▶ **THE REQUEST**: Quote the items from the start through the line containing "value-tag: 43.61 (668, 380, 686, 387)", with that line included, reproducing each one verbatim.

▶ **ENTRIES SHOWN**:

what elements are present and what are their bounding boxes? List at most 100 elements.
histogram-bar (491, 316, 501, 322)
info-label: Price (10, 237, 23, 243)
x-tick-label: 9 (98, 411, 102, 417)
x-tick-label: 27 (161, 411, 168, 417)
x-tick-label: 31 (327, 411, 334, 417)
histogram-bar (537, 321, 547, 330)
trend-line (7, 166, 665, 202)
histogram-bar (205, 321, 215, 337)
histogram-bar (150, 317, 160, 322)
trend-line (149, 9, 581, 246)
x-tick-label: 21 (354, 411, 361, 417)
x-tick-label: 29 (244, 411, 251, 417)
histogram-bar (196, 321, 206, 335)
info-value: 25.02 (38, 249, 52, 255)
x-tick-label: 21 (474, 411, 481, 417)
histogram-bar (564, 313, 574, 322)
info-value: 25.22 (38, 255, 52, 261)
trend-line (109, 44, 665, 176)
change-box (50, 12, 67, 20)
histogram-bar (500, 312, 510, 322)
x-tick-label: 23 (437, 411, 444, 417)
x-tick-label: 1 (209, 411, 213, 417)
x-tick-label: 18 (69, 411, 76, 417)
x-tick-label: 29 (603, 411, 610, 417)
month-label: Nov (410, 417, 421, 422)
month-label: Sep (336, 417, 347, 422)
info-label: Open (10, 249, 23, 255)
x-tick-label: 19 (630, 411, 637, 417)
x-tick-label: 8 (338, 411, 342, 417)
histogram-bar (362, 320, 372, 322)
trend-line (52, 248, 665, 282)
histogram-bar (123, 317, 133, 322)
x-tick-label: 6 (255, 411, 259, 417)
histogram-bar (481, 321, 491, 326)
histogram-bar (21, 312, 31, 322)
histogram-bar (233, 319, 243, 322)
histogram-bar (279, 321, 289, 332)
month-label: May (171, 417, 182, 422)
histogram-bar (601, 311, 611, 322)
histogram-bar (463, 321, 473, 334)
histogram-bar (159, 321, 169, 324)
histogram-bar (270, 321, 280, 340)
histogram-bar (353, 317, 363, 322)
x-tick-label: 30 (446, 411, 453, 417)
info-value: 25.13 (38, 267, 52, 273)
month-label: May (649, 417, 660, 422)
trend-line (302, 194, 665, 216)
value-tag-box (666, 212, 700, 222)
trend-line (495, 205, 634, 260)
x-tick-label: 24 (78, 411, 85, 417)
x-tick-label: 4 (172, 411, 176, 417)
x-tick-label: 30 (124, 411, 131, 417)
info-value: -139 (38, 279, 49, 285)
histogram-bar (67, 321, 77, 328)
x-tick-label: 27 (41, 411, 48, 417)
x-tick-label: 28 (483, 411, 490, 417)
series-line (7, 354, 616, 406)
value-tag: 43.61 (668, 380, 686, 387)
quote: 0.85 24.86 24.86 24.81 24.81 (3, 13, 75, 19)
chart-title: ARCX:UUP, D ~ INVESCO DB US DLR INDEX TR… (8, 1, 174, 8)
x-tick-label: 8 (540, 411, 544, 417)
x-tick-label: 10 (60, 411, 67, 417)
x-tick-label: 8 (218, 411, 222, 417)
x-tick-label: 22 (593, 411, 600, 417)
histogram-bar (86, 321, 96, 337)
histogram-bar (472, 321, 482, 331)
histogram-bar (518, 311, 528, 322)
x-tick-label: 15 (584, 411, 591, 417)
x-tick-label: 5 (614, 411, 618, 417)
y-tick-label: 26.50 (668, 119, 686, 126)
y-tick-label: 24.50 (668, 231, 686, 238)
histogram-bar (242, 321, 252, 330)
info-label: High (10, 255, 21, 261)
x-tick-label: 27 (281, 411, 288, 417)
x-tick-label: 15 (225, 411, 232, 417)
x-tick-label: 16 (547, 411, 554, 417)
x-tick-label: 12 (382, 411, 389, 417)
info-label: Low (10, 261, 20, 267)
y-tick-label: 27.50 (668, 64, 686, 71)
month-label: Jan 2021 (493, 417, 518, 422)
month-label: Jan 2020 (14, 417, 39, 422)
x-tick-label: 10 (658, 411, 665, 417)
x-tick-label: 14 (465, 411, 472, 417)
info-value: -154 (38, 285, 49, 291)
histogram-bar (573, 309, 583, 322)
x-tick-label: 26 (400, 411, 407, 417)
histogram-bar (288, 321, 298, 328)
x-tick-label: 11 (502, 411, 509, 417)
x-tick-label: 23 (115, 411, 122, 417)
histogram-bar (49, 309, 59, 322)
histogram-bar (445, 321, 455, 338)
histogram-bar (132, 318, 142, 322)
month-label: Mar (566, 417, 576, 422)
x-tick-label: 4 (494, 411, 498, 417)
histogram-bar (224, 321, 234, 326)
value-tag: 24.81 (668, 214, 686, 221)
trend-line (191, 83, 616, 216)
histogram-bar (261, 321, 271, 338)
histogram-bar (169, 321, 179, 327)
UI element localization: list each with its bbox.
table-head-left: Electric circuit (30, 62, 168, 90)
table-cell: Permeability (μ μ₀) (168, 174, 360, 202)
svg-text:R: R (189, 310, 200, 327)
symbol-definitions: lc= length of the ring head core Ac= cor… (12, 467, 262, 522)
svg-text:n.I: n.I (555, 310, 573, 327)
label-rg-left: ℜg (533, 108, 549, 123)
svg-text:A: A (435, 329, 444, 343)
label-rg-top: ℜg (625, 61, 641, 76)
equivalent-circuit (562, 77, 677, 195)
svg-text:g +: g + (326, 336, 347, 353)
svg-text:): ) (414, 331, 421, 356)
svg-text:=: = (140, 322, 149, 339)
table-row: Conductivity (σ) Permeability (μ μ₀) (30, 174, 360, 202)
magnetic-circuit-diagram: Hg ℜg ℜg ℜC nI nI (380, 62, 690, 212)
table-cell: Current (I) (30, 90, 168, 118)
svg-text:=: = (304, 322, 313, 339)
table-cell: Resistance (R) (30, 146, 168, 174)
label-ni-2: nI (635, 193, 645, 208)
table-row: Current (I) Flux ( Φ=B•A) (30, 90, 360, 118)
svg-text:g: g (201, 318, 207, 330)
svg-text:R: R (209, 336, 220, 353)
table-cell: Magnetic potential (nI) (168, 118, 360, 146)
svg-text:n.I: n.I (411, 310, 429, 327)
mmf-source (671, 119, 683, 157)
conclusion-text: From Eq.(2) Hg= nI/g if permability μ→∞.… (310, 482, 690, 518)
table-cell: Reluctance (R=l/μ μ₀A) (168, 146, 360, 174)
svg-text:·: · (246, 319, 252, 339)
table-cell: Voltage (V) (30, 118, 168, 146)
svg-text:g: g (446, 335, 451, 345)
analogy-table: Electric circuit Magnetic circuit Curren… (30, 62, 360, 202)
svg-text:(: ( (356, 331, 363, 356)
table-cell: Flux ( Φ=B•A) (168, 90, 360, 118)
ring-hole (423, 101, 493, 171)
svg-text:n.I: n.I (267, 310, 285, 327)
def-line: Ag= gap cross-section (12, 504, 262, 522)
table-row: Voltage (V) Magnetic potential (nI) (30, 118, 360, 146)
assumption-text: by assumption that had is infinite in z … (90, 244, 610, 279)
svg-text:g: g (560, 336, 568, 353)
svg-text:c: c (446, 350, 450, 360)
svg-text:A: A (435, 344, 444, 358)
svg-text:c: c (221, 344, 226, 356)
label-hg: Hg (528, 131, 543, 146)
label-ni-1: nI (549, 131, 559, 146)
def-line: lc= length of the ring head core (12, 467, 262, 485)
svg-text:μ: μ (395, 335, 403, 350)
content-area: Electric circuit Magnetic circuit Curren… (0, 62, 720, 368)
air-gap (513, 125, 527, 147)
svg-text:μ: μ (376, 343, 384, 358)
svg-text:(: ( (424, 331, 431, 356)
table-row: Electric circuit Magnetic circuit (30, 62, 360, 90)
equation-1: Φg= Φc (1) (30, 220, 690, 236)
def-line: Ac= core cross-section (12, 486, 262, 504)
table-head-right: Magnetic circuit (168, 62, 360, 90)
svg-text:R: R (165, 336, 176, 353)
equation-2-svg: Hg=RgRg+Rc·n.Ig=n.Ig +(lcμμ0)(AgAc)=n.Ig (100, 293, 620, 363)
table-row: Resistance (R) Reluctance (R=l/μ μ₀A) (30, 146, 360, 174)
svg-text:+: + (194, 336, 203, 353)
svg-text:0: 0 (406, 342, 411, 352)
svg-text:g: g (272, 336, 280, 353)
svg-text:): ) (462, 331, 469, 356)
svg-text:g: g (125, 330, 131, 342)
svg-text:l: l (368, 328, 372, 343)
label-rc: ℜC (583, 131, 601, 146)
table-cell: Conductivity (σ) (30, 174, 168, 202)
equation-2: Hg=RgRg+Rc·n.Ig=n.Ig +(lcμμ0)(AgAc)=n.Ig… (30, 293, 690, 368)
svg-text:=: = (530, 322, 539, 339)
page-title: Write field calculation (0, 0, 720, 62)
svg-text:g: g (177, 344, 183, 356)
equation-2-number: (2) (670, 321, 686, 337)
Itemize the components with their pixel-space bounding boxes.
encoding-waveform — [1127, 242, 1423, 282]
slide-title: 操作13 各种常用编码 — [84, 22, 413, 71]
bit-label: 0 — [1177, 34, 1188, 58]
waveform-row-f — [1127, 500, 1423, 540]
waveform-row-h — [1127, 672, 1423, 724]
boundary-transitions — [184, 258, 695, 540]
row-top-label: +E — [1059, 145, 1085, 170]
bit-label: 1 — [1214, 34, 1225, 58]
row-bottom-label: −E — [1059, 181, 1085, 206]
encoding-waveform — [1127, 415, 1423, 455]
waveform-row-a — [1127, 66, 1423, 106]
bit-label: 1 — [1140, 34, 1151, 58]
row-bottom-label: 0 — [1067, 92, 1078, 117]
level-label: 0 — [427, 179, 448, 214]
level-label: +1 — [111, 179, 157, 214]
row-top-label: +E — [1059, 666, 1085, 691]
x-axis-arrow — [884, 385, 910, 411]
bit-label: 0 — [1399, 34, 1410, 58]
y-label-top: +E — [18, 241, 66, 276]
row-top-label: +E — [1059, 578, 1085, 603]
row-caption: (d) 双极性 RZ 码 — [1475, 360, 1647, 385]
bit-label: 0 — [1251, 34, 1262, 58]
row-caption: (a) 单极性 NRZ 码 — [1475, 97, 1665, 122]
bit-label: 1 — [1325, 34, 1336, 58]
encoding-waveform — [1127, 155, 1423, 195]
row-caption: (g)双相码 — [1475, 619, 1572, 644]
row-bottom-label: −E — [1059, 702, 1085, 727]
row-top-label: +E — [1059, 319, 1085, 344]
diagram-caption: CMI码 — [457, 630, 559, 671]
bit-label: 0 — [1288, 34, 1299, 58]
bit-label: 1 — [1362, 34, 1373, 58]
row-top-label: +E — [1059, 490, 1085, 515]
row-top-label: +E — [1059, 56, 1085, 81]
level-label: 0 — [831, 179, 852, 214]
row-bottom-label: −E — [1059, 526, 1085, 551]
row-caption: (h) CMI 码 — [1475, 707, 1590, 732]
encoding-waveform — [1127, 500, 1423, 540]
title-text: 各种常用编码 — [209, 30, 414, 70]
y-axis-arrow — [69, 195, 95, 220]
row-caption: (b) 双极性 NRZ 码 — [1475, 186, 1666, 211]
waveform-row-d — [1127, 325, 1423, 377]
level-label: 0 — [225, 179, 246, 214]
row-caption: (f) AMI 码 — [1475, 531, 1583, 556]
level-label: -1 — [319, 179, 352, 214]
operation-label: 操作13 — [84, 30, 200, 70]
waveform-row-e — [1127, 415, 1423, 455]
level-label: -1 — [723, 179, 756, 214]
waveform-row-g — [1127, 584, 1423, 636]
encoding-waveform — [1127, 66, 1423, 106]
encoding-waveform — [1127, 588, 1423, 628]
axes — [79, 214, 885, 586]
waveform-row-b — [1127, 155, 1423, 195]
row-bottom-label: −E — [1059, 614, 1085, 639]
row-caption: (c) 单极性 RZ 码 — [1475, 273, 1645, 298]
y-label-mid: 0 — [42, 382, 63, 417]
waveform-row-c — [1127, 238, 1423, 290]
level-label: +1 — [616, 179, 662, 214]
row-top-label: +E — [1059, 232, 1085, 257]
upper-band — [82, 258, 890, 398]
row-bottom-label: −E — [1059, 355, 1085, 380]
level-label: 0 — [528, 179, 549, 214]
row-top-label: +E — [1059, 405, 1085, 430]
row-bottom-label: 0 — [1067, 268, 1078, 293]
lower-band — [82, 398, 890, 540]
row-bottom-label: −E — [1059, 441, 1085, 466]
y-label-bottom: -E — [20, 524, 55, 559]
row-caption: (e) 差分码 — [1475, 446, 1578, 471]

▶ **FINAL RESULT**:
what elements are present and what are their bounding boxes? List at most 100 elements.
histogram-bar (491, 316, 501, 322)
info-label: Price (10, 237, 23, 243)
x-tick-label: 9 (98, 411, 102, 417)
x-tick-label: 27 (161, 411, 168, 417)
x-tick-label: 31 (327, 411, 334, 417)
histogram-bar (537, 321, 547, 330)
trend-line (7, 166, 665, 202)
histogram-bar (205, 321, 215, 337)
histogram-bar (150, 317, 160, 322)
trend-line (149, 9, 581, 246)
x-tick-label: 21 (354, 411, 361, 417)
x-tick-label: 29 (244, 411, 251, 417)
histogram-bar (196, 321, 206, 335)
info-value: 25.02 (38, 249, 52, 255)
x-tick-label: 21 (474, 411, 481, 417)
histogram-bar (564, 313, 574, 322)
info-value: 25.22 (38, 255, 52, 261)
trend-line (109, 44, 665, 176)
change-box (50, 12, 67, 20)
histogram-bar (500, 312, 510, 322)
x-tick-label: 23 (437, 411, 444, 417)
x-tick-label: 1 (209, 411, 213, 417)
x-tick-label: 18 (69, 411, 76, 417)
x-tick-label: 29 (603, 411, 610, 417)
month-label: Nov (410, 417, 421, 422)
month-label: Sep (336, 417, 347, 422)
info-label: Open (10, 249, 23, 255)
x-tick-label: 19 (630, 411, 637, 417)
x-tick-label: 8 (338, 411, 342, 417)
histogram-bar (362, 320, 372, 322)
trend-line (52, 248, 665, 282)
histogram-bar (123, 317, 133, 322)
x-tick-label: 6 (255, 411, 259, 417)
histogram-bar (481, 321, 491, 326)
histogram-bar (21, 312, 31, 322)
histogram-bar (233, 319, 243, 322)
histogram-bar (279, 321, 289, 332)
month-label: May (171, 417, 182, 422)
histogram-bar (601, 311, 611, 322)
histogram-bar (463, 321, 473, 334)
histogram-bar (159, 321, 169, 324)
histogram-bar (270, 321, 280, 340)
histogram-bar (353, 317, 363, 322)
x-tick-label: 30 (446, 411, 453, 417)
info-value: 25.13 (38, 267, 52, 273)
month-label: May (649, 417, 660, 422)
trend-line (302, 194, 665, 216)
value-tag-box (666, 212, 700, 222)
trend-line (495, 205, 634, 260)
x-tick-label: 24 (78, 411, 85, 417)
x-tick-label: 4 (172, 411, 176, 417)
x-tick-label: 30 (124, 411, 131, 417)
info-value: -139 (38, 279, 49, 285)
histogram-bar (67, 321, 77, 328)
x-tick-label: 27 (41, 411, 48, 417)
x-tick-label: 28 (483, 411, 490, 417)
series-line (7, 354, 616, 406)
value-tag: 43.61 (668, 380, 686, 387)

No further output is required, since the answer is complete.